— PROVIDED DATA —
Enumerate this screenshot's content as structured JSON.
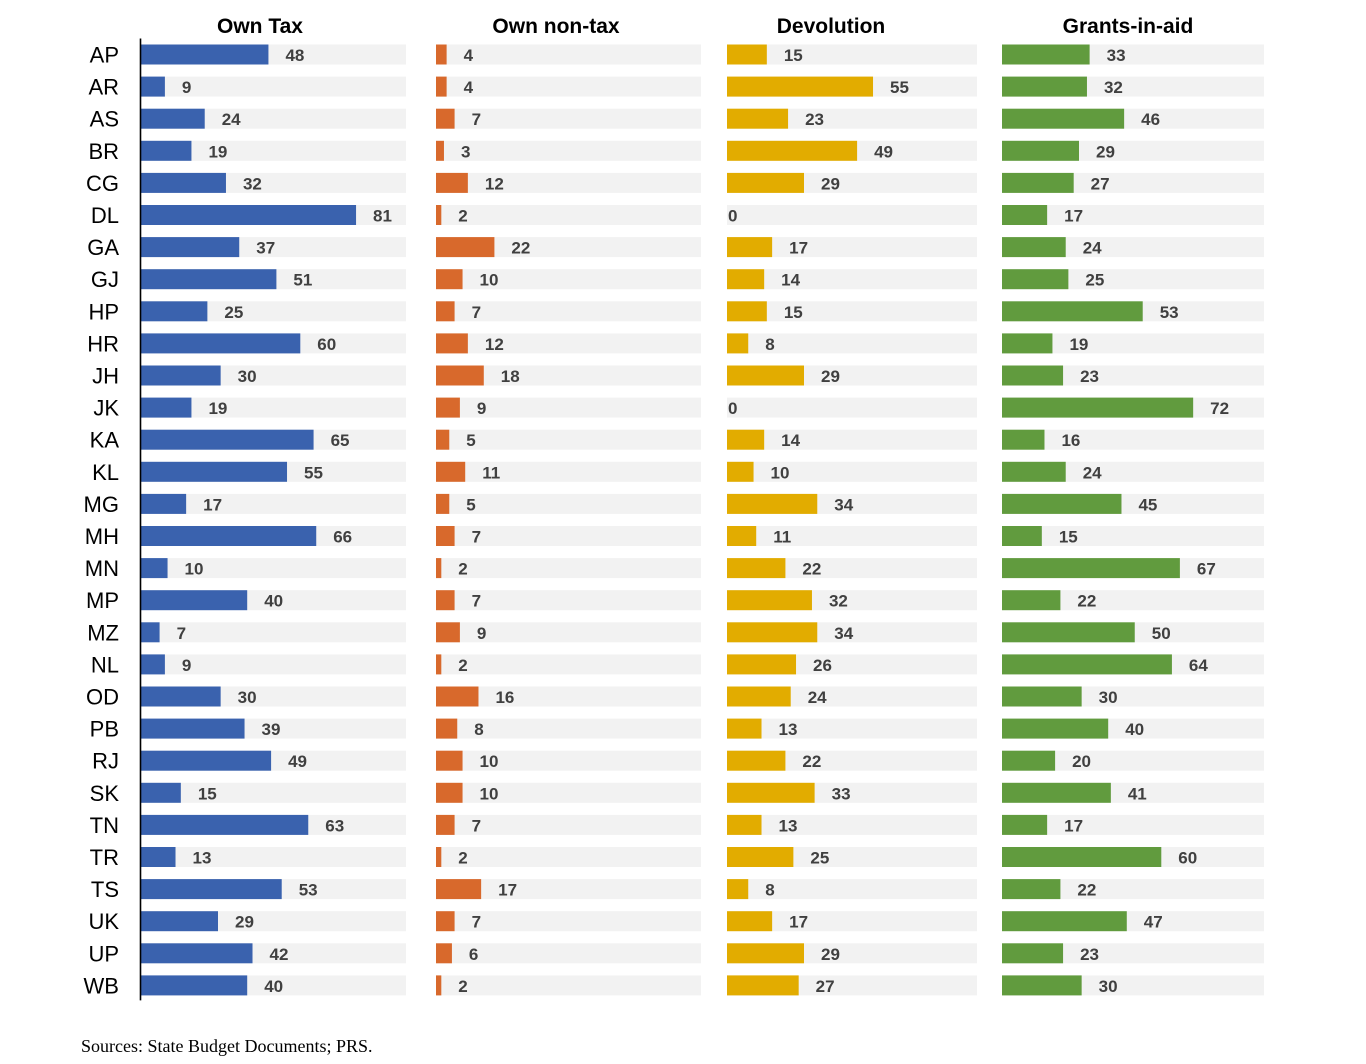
{
  "chart_data": {
    "type": "bar",
    "orientation": "horizontal",
    "categories": [
      "AP",
      "AR",
      "AS",
      "BR",
      "CG",
      "DL",
      "GA",
      "GJ",
      "HP",
      "HR",
      "JH",
      "JK",
      "KA",
      "KL",
      "MG",
      "MH",
      "MN",
      "MP",
      "MZ",
      "NL",
      "OD",
      "PB",
      "RJ",
      "SK",
      "TN",
      "TR",
      "TS",
      "UK",
      "UP",
      "WB"
    ],
    "series": [
      {
        "name": "Own Tax",
        "color": "#3A62AE",
        "values": [
          48,
          9,
          24,
          19,
          32,
          81,
          37,
          51,
          25,
          60,
          30,
          19,
          65,
          55,
          17,
          66,
          10,
          40,
          7,
          9,
          30,
          39,
          49,
          15,
          63,
          13,
          53,
          29,
          42,
          40
        ]
      },
      {
        "name": "Own non-tax",
        "color": "#D8692C",
        "values": [
          4,
          4,
          7,
          3,
          12,
          2,
          22,
          10,
          7,
          12,
          18,
          9,
          5,
          11,
          5,
          7,
          2,
          7,
          9,
          2,
          16,
          8,
          10,
          10,
          7,
          2,
          17,
          7,
          6,
          2
        ]
      },
      {
        "name": "Devolution",
        "color": "#E2AC00",
        "values": [
          15,
          55,
          23,
          49,
          29,
          0,
          17,
          14,
          15,
          8,
          29,
          0,
          14,
          10,
          34,
          11,
          22,
          32,
          34,
          26,
          24,
          13,
          22,
          33,
          13,
          25,
          8,
          17,
          29,
          27
        ]
      },
      {
        "name": "Grants-in-aid",
        "color": "#619B3E",
        "values": [
          33,
          32,
          46,
          29,
          27,
          17,
          24,
          25,
          53,
          19,
          23,
          72,
          16,
          24,
          45,
          15,
          67,
          22,
          50,
          64,
          30,
          40,
          20,
          41,
          17,
          60,
          22,
          47,
          23,
          30
        ]
      }
    ],
    "xlim": [
      0,
      100
    ],
    "grid": false,
    "legend": "none",
    "source": "Sources: State Budget Documents; PRS."
  }
}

— GIVEN PROBLEM —
Transcribe the whole listing exactly. Pictures are excluded.

— TASK OUTPUT —
Enumerate this screenshot's content as structured JSON.
{
  "chart_data": {
    "type": "bar",
    "orientation": "horizontal",
    "categories": [
      "AP",
      "AR",
      "AS",
      "BR",
      "CG",
      "DL",
      "GA",
      "GJ",
      "HP",
      "HR",
      "JH",
      "JK",
      "KA",
      "KL",
      "MG",
      "MH",
      "MN",
      "MP",
      "MZ",
      "NL",
      "OD",
      "PB",
      "RJ",
      "SK",
      "TN",
      "TR",
      "TS",
      "UK",
      "UP",
      "WB"
    ],
    "series": [
      {
        "name": "Own Tax",
        "color": "#3A62AE",
        "values": [
          48,
          9,
          24,
          19,
          32,
          81,
          37,
          51,
          25,
          60,
          30,
          19,
          65,
          55,
          17,
          66,
          10,
          40,
          7,
          9,
          30,
          39,
          49,
          15,
          63,
          13,
          53,
          29,
          42,
          40
        ]
      },
      {
        "name": "Own non-tax",
        "color": "#D8692C",
        "values": [
          4,
          4,
          7,
          3,
          12,
          2,
          22,
          10,
          7,
          12,
          18,
          9,
          5,
          11,
          5,
          7,
          2,
          7,
          9,
          2,
          16,
          8,
          10,
          10,
          7,
          2,
          17,
          7,
          6,
          2
        ]
      },
      {
        "name": "Devolution",
        "color": "#E2AC00",
        "values": [
          15,
          55,
          23,
          49,
          29,
          0,
          17,
          14,
          15,
          8,
          29,
          0,
          14,
          10,
          34,
          11,
          22,
          32,
          34,
          26,
          24,
          13,
          22,
          33,
          13,
          25,
          8,
          17,
          29,
          27
        ]
      },
      {
        "name": "Grants-in-aid",
        "color": "#619B3E",
        "values": [
          33,
          32,
          46,
          29,
          27,
          17,
          24,
          25,
          53,
          19,
          23,
          72,
          16,
          24,
          45,
          15,
          67,
          22,
          50,
          64,
          30,
          40,
          20,
          41,
          17,
          60,
          22,
          47,
          23,
          30
        ]
      }
    ],
    "xlim": [
      0,
      100
    ],
    "grid": false,
    "legend": "none",
    "source": "Sources: State Budget Documents; PRS."
  }
}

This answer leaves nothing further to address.